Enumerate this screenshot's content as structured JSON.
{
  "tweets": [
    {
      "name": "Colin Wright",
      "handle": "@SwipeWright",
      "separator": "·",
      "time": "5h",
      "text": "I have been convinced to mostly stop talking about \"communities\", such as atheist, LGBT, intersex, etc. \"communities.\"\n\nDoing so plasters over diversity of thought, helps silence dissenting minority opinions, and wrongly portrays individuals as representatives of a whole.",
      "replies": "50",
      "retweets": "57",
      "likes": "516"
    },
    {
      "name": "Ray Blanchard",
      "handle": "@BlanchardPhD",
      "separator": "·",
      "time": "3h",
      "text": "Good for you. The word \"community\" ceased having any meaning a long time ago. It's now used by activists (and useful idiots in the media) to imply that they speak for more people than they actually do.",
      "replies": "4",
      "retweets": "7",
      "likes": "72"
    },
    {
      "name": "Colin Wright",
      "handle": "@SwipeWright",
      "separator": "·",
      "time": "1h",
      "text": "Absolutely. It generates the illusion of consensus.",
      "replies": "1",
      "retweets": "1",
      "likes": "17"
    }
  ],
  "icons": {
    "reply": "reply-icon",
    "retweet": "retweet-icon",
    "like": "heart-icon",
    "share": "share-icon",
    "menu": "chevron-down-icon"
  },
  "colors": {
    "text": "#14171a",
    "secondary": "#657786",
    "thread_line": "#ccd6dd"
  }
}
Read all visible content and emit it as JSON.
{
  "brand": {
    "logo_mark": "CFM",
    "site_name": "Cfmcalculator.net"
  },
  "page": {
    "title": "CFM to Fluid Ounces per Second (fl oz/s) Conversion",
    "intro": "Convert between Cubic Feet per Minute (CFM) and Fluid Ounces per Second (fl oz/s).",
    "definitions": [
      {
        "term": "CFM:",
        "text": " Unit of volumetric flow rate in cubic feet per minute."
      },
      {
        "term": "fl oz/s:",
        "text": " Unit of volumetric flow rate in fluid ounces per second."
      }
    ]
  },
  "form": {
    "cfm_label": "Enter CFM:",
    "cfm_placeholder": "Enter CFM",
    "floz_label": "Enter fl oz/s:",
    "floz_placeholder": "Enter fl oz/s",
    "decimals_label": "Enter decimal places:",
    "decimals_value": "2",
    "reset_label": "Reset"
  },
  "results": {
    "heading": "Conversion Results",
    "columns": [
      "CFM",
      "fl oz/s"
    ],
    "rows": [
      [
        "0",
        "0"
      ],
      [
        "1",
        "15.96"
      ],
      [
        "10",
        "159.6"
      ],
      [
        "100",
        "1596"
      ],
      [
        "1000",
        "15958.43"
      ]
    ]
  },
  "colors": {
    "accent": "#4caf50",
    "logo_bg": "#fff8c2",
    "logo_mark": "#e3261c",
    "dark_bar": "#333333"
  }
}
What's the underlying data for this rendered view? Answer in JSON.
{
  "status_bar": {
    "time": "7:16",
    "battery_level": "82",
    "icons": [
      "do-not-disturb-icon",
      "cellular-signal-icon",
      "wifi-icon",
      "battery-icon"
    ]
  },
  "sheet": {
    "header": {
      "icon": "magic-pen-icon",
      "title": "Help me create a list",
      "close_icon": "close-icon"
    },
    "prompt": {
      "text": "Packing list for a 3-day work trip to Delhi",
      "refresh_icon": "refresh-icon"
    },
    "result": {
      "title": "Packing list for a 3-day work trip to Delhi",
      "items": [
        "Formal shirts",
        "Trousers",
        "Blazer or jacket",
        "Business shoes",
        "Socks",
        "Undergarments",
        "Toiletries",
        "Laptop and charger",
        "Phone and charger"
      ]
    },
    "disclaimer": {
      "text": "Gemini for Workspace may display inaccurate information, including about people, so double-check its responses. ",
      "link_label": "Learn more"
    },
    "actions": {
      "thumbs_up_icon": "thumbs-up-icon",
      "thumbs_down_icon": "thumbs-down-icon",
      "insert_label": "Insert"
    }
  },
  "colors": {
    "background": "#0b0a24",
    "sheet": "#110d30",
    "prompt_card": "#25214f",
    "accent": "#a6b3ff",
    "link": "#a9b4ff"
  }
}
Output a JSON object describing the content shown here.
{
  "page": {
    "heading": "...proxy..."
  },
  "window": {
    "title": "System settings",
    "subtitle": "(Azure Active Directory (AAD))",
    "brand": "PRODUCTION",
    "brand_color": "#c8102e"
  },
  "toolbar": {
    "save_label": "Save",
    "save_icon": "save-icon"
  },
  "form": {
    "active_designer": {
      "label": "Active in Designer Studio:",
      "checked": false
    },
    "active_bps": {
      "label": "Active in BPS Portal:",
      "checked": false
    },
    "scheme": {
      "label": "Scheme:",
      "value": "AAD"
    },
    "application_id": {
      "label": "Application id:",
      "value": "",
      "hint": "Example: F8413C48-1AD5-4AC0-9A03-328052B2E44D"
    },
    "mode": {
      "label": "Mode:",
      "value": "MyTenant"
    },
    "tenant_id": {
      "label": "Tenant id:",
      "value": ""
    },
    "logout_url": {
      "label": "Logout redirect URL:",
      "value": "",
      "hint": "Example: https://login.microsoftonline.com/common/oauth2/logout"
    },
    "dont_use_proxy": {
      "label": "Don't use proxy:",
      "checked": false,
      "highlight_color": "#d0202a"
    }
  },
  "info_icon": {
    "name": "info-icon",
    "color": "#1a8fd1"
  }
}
◆ ◆ ◆ ◆ ◆ ◆ ◆
Work to do: Reproduce every record, matching each line exactly.

Final result:
Enumerate this screenshot's content as structured JSON.
{
  "tweets": [
    {
      "name": "Colin Wright",
      "handle": "@SwipeWright",
      "separator": "·",
      "time": "5h",
      "text": "I have been convinced to mostly stop talking about \"communities\", such as atheist, LGBT, intersex, etc. \"communities.\"\n\nDoing so plasters over diversity of thought, helps silence dissenting minority opinions, and wrongly portrays individuals as representatives of a whole.",
      "replies": "50",
      "retweets": "57",
      "likes": "516"
    },
    {
      "name": "Ray Blanchard",
      "handle": "@BlanchardPhD",
      "separator": "·",
      "time": "3h",
      "text": "Good for you. The word \"community\" ceased having any meaning a long time ago. It's now used by activists (and useful idiots in the media) to imply that they speak for more people than they actually do.",
      "replies": "4",
      "retweets": "7",
      "likes": "72"
    },
    {
      "name": "Colin Wright",
      "handle": "@SwipeWright",
      "separator": "·",
      "time": "1h",
      "text": "Absolutely. It generates the illusion of consensus.",
      "replies": "1",
      "retweets": "1",
      "likes": "17"
    }
  ],
  "icons": {
    "reply": "reply-icon",
    "retweet": "retweet-icon",
    "like": "heart-icon",
    "share": "share-icon",
    "menu": "chevron-down-icon"
  },
  "colors": {
    "text": "#14171a",
    "secondary": "#657786",
    "thread_line": "#ccd6dd"
  }
}
Read all visible content and emit it as JSON.
{
  "brand": {
    "logo_mark": "CFM",
    "site_name": "Cfmcalculator.net"
  },
  "page": {
    "title": "CFM to Fluid Ounces per Second (fl oz/s) Conversion",
    "intro": "Convert between Cubic Feet per Minute (CFM) and Fluid Ounces per Second (fl oz/s).",
    "definitions": [
      {
        "term": "CFM:",
        "text": " Unit of volumetric flow rate in cubic feet per minute."
      },
      {
        "term": "fl oz/s:",
        "text": " Unit of volumetric flow rate in fluid ounces per second."
      }
    ]
  },
  "form": {
    "cfm_label": "Enter CFM:",
    "cfm_placeholder": "Enter CFM",
    "floz_label": "Enter fl oz/s:",
    "floz_placeholder": "Enter fl oz/s",
    "decimals_label": "Enter decimal places:",
    "decimals_value": "2",
    "reset_label": "Reset"
  },
  "results": {
    "heading": "Conversion Results",
    "columns": [
      "CFM",
      "fl oz/s"
    ],
    "rows": [
      [
        "0",
        "0"
      ],
      [
        "1",
        "15.96"
      ],
      [
        "10",
        "159.6"
      ],
      [
        "100",
        "1596"
      ],
      [
        "1000",
        "15958.43"
      ]
    ]
  },
  "colors": {
    "accent": "#4caf50",
    "logo_bg": "#fff8c2",
    "logo_mark": "#e3261c",
    "dark_bar": "#333333"
  }
}
What's the underlying data for this rendered view? Answer in JSON.
{
  "status_bar": {
    "time": "7:16",
    "battery_level": "82",
    "icons": [
      "do-not-disturb-icon",
      "cellular-signal-icon",
      "wifi-icon",
      "battery-icon"
    ]
  },
  "sheet": {
    "header": {
      "icon": "magic-pen-icon",
      "title": "Help me create a list",
      "close_icon": "close-icon"
    },
    "prompt": {
      "text": "Packing list for a 3-day work trip to Delhi",
      "refresh_icon": "refresh-icon"
    },
    "result": {
      "title": "Packing list for a 3-day work trip to Delhi",
      "items": [
        "Formal shirts",
        "Trousers",
        "Blazer or jacket",
        "Business shoes",
        "Socks",
        "Undergarments",
        "Toiletries",
        "Laptop and charger",
        "Phone and charger"
      ]
    },
    "disclaimer": {
      "text": "Gemini for Workspace may display inaccurate information, including about people, so double-check its responses. ",
      "link_label": "Learn more"
    },
    "actions": {
      "thumbs_up_icon": "thumbs-up-icon",
      "thumbs_down_icon": "thumbs-down-icon",
      "insert_label": "Insert"
    }
  },
  "colors": {
    "background": "#0b0a24",
    "sheet": "#110d30",
    "prompt_card": "#25214f",
    "accent": "#a6b3ff",
    "link": "#a9b4ff"
  }
}
Output a JSON object describing the content shown here.
{
  "page": {
    "heading": "...proxy..."
  },
  "window": {
    "title": "System settings",
    "subtitle": "(Azure Active Directory (AAD))",
    "brand": "PRODUCTION",
    "brand_color": "#c8102e"
  },
  "toolbar": {
    "save_label": "Save",
    "save_icon": "save-icon"
  },
  "form": {
    "active_designer": {
      "label": "Active in Designer Studio:",
      "checked": false
    },
    "active_bps": {
      "label": "Active in BPS Portal:",
      "checked": false
    },
    "scheme": {
      "label": "Scheme:",
      "value": "AAD"
    },
    "application_id": {
      "label": "Application id:",
      "value": "",
      "hint": "Example: F8413C48-1AD5-4AC0-9A03-328052B2E44D"
    },
    "mode": {
      "label": "Mode:",
      "value": "MyTenant"
    },
    "tenant_id": {
      "label": "Tenant id:",
      "value": ""
    },
    "logout_url": {
      "label": "Logout redirect URL:",
      "value": "",
      "hint": "Example: https://login.microsoftonline.com/common/oauth2/logout"
    },
    "dont_use_proxy": {
      "label": "Don't use proxy:",
      "checked": false,
      "highlight_color": "#d0202a"
    }
  },
  "info_icon": {
    "name": "info-icon",
    "color": "#1a8fd1"
  }
}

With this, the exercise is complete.